**Exercise goal**
Pictures do not belong in the copy. Return all of the entries exactly.

--- Start of Material shown ---

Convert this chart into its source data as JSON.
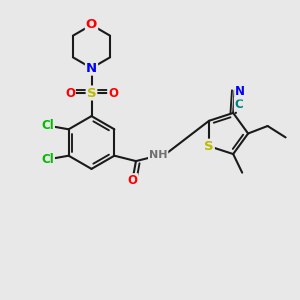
{
  "bg_color": "#e8e8e8",
  "bond_color": "#1a1a1a",
  "bond_width": 1.5,
  "atom_colors": {
    "O": "#ff0000",
    "N": "#0000ff",
    "S": "#bbbb00",
    "Cl": "#00bb00",
    "C_cyan": "#008080",
    "H": "#707070"
  },
  "font_size": 8.5
}
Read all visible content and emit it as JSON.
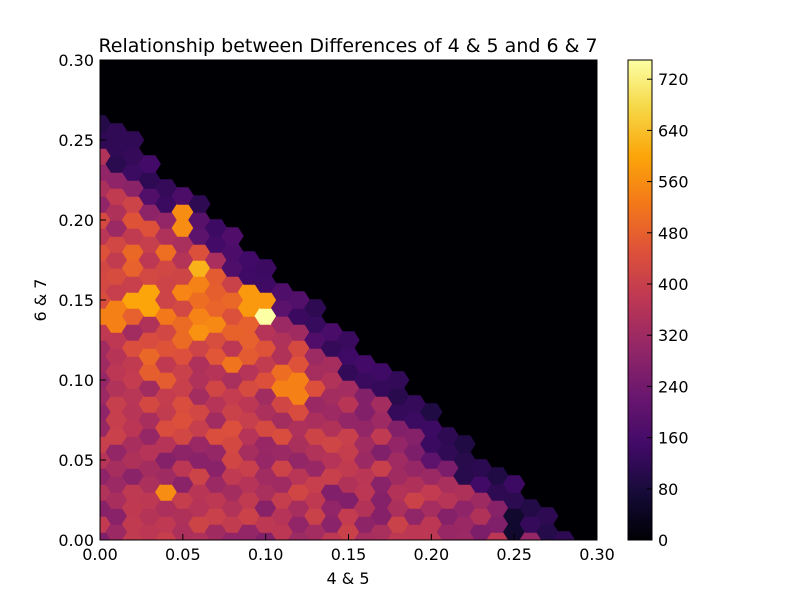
{
  "chart_data": {
    "type": "heatmap",
    "subtype": "hexbin",
    "title": "Relationship between Differences of 4 & 5 and 6 & 7",
    "xlabel": "4 & 5",
    "ylabel": "6 & 7",
    "xlim": [
      0.0,
      0.3
    ],
    "ylim": [
      0.0,
      0.3
    ],
    "xticks": [
      "0.00",
      "0.05",
      "0.10",
      "0.15",
      "0.20",
      "0.25",
      "0.30"
    ],
    "yticks": [
      "0.00",
      "0.05",
      "0.10",
      "0.15",
      "0.20",
      "0.25",
      "0.30"
    ],
    "colormap": "inferno",
    "background_color": "#000004",
    "colorbar": {
      "range": [
        0,
        750
      ],
      "ticks": [
        "0",
        "80",
        "160",
        "240",
        "320",
        "400",
        "480",
        "560",
        "640",
        "720"
      ]
    },
    "grid": false,
    "hex_count_estimates": [
      {
        "x": 0.005,
        "y": 0.14,
        "value": 540
      },
      {
        "x": 0.025,
        "y": 0.15,
        "value": 600
      },
      {
        "x": 0.05,
        "y": 0.2,
        "value": 560
      },
      {
        "x": 0.06,
        "y": 0.17,
        "value": 620
      },
      {
        "x": 0.1,
        "y": 0.14,
        "value": 750
      },
      {
        "x": 0.095,
        "y": 0.15,
        "value": 580
      },
      {
        "x": 0.115,
        "y": 0.095,
        "value": 540
      },
      {
        "x": 0.04,
        "y": 0.03,
        "value": 560
      },
      {
        "x": 0.05,
        "y": 0.13,
        "value": 500
      },
      {
        "x": 0.09,
        "y": 0.13,
        "value": 480
      },
      {
        "x": 0.015,
        "y": 0.25,
        "value": 120
      },
      {
        "x": 0.2,
        "y": 0.05,
        "value": 200
      },
      {
        "x": 0.25,
        "y": 0.01,
        "value": 60
      }
    ]
  }
}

--- End of Material shown ---

**The answer**
Convert this chart into its source data as JSON.
{
  "bg_color": "#e8e8e8",
  "bond_color": "#1a1a1a",
  "bond_width": 1.5,
  "atom_colors": {
    "O": "#ff0000",
    "N": "#0000ff",
    "S": "#bbbb00",
    "Cl": "#00bb00",
    "C_cyan": "#008080",
    "H": "#707070"
  },
  "font_size": 8.5
}
Read all visible content and emit it as JSON.
{
  "chart_data": {
    "type": "heatmap",
    "subtype": "hexbin",
    "title": "Relationship between Differences of 4 & 5 and 6 & 7",
    "xlabel": "4 & 5",
    "ylabel": "6 & 7",
    "xlim": [
      0.0,
      0.3
    ],
    "ylim": [
      0.0,
      0.3
    ],
    "xticks": [
      "0.00",
      "0.05",
      "0.10",
      "0.15",
      "0.20",
      "0.25",
      "0.30"
    ],
    "yticks": [
      "0.00",
      "0.05",
      "0.10",
      "0.15",
      "0.20",
      "0.25",
      "0.30"
    ],
    "colormap": "inferno",
    "background_color": "#000004",
    "colorbar": {
      "range": [
        0,
        750
      ],
      "ticks": [
        "0",
        "80",
        "160",
        "240",
        "320",
        "400",
        "480",
        "560",
        "640",
        "720"
      ]
    },
    "grid": false,
    "hex_count_estimates": [
      {
        "x": 0.005,
        "y": 0.14,
        "value": 540
      },
      {
        "x": 0.025,
        "y": 0.15,
        "value": 600
      },
      {
        "x": 0.05,
        "y": 0.2,
        "value": 560
      },
      {
        "x": 0.06,
        "y": 0.17,
        "value": 620
      },
      {
        "x": 0.1,
        "y": 0.14,
        "value": 750
      },
      {
        "x": 0.095,
        "y": 0.15,
        "value": 580
      },
      {
        "x": 0.115,
        "y": 0.095,
        "value": 540
      },
      {
        "x": 0.04,
        "y": 0.03,
        "value": 560
      },
      {
        "x": 0.05,
        "y": 0.13,
        "value": 500
      },
      {
        "x": 0.09,
        "y": 0.13,
        "value": 480
      },
      {
        "x": 0.015,
        "y": 0.25,
        "value": 120
      },
      {
        "x": 0.2,
        "y": 0.05,
        "value": 200
      },
      {
        "x": 0.25,
        "y": 0.01,
        "value": 60
      }
    ]
  }
}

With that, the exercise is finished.